§ EXERCISE TASK:
Filter the records below down to lines containing "vrlo".

(Data entries)
==================================================

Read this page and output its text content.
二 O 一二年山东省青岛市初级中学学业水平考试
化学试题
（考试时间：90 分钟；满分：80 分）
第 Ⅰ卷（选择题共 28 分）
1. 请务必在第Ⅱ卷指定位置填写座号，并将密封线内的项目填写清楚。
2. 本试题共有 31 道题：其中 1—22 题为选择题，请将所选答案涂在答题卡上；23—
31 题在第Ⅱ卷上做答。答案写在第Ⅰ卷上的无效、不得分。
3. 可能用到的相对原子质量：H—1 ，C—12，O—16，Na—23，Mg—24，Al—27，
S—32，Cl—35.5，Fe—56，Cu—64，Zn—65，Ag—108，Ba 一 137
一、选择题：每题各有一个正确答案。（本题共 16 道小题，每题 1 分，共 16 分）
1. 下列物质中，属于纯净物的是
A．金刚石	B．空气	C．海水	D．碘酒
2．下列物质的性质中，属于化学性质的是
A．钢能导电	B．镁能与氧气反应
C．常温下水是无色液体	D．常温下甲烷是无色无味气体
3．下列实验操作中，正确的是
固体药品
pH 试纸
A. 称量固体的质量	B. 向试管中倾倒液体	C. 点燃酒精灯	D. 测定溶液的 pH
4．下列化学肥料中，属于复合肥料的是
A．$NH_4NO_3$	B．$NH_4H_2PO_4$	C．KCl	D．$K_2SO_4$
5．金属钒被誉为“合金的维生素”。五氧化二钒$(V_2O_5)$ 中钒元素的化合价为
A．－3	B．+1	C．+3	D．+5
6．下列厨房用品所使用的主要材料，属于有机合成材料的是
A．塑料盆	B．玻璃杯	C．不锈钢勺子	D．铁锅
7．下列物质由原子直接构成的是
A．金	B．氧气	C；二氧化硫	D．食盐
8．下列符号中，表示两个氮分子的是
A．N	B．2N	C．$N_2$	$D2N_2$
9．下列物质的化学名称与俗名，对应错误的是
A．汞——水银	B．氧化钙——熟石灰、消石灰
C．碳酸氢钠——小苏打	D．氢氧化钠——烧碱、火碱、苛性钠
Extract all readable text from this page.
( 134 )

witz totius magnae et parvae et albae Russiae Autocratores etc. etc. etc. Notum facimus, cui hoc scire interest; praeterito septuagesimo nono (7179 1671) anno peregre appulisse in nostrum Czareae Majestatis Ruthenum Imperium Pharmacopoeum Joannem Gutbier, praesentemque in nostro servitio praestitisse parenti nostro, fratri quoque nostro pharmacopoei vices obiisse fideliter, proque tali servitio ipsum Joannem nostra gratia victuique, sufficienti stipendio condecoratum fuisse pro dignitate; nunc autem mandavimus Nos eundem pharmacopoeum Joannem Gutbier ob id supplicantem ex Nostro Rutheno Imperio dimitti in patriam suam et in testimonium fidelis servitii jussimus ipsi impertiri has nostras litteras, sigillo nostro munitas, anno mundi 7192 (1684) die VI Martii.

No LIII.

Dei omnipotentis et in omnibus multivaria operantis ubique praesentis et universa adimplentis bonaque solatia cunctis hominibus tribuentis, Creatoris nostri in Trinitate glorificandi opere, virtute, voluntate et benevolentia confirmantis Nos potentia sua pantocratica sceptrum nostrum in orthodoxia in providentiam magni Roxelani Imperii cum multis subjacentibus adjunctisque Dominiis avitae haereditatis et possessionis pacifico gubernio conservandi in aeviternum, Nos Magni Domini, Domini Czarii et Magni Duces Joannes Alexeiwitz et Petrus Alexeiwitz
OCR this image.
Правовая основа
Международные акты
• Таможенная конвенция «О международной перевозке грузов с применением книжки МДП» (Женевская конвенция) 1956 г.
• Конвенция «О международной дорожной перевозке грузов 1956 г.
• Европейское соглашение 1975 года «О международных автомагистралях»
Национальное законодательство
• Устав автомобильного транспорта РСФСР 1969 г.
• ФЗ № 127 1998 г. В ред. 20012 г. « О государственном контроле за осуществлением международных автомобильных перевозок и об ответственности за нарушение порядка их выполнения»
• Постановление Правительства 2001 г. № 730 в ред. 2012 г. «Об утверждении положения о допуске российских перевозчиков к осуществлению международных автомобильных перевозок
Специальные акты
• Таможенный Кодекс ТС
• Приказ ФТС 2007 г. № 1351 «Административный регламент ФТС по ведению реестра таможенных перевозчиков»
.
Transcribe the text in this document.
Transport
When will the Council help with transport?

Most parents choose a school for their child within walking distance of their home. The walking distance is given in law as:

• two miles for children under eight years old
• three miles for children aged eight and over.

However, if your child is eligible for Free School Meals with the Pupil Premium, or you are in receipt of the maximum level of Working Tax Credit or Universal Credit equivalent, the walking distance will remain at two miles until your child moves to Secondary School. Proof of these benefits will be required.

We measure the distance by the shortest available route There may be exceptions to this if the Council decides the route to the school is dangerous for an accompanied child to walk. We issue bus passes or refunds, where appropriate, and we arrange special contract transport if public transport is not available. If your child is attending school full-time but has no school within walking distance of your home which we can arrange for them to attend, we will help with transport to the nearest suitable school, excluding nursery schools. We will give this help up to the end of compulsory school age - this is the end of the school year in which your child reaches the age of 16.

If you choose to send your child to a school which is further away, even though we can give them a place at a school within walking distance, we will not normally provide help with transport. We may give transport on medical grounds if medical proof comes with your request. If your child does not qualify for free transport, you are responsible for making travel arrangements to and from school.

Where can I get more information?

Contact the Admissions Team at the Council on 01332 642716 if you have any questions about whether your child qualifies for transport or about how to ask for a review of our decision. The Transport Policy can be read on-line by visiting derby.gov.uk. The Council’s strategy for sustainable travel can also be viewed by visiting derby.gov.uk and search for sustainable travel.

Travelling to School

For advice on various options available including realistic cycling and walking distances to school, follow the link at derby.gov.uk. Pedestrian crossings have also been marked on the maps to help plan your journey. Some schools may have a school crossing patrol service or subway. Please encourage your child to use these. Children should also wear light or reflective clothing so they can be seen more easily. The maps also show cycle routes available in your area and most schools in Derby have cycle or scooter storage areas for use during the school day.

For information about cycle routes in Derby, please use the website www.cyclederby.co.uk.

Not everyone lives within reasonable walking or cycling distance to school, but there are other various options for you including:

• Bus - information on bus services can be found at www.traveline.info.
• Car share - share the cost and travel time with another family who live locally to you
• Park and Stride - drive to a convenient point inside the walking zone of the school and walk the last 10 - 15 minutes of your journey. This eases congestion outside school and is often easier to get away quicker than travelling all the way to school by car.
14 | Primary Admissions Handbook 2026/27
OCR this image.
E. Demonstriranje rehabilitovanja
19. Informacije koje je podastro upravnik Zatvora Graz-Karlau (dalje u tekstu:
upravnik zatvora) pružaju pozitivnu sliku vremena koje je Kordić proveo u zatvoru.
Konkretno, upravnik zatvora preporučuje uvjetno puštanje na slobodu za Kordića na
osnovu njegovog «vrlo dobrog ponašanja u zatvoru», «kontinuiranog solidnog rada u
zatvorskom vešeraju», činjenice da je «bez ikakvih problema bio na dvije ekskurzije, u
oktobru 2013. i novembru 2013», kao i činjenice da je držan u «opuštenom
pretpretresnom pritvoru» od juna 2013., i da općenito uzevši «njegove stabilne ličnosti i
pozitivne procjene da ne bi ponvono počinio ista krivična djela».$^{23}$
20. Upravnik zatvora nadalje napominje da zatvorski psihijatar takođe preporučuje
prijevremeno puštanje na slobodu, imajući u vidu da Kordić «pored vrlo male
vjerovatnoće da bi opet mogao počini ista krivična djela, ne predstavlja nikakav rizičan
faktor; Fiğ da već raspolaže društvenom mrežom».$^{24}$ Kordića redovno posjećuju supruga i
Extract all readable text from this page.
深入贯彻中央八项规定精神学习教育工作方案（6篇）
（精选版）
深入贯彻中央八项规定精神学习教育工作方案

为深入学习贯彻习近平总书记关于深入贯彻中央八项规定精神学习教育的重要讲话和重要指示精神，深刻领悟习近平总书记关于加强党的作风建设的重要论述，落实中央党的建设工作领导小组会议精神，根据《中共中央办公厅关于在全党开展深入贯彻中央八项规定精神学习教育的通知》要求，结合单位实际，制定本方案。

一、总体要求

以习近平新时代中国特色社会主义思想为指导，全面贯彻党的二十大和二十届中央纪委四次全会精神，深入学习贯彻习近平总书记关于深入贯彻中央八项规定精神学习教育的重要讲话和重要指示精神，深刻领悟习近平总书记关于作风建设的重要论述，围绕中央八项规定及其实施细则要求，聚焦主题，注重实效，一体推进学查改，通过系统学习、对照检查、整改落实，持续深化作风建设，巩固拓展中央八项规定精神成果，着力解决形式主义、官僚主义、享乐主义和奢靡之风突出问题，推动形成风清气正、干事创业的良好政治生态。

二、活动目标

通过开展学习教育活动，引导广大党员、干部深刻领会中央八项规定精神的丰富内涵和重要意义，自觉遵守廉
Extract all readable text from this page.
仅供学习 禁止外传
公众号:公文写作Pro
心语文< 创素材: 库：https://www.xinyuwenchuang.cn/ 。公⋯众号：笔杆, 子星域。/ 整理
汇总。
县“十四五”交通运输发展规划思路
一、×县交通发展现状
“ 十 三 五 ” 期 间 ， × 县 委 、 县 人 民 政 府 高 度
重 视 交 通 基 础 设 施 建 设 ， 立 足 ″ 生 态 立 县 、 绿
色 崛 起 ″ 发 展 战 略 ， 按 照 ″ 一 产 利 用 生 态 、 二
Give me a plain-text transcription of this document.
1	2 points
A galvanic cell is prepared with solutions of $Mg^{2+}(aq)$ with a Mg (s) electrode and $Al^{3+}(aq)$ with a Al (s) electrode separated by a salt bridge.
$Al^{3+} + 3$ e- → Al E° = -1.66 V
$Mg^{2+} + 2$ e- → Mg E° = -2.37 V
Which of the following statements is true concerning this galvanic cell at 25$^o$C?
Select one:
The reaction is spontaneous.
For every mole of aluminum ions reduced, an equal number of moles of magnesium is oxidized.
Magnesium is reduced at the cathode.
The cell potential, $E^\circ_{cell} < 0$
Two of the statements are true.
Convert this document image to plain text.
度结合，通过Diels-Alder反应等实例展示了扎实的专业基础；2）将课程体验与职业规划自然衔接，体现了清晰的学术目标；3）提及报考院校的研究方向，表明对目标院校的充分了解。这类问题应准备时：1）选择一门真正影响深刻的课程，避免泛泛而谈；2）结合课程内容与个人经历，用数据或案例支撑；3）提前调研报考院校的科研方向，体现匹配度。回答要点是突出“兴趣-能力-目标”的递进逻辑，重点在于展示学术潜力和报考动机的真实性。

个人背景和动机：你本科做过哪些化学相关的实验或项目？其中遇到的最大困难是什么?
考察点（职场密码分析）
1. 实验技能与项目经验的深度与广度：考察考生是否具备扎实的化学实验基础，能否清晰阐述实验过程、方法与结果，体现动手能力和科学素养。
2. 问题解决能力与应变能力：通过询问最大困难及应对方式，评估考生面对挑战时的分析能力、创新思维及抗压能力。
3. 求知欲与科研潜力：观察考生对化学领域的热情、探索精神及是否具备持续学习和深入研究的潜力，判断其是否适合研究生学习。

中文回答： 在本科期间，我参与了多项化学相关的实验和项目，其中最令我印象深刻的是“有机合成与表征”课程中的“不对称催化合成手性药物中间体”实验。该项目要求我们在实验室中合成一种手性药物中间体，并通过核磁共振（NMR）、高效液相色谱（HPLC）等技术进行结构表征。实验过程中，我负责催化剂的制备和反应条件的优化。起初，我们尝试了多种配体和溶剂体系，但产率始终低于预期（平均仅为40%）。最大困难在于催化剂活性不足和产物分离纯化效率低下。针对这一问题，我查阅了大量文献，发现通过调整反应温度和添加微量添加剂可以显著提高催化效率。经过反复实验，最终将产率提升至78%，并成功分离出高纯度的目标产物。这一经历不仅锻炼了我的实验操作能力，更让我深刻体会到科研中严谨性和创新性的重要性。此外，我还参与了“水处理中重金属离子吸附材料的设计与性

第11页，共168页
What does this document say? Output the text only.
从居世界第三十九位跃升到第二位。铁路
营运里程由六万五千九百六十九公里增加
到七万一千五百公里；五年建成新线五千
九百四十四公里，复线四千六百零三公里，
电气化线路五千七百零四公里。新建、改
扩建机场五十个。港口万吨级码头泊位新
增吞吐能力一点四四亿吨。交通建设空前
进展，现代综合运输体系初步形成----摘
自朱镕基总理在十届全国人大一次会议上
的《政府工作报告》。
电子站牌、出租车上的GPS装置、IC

==================================================

§ RESPONSE FOR THIS EXERCISE:
osnovu njegovog «vrlo dobrog ponašanja u zatvoru», «kontinuiranog solidnog rada u
prijevremeno puštanje na slobodu, imajući u vidu da Kordić «pored vrlo male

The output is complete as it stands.